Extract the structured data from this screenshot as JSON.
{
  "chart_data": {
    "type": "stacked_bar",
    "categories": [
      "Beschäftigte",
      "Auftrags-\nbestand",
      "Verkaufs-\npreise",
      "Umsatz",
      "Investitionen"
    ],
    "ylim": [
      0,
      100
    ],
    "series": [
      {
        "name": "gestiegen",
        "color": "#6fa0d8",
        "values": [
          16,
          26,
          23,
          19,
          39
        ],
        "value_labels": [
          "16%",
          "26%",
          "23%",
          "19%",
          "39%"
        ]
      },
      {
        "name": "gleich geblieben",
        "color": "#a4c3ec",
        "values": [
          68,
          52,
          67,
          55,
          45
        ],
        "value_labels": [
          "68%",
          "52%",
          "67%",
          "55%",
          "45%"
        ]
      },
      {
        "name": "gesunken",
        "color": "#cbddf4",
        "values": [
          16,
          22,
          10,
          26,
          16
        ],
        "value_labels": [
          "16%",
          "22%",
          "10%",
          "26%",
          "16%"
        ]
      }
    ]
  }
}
· · ·
■ Given request
Of all the lines in the data above, state how many include "color". Say only the number.

■ Exercise output
3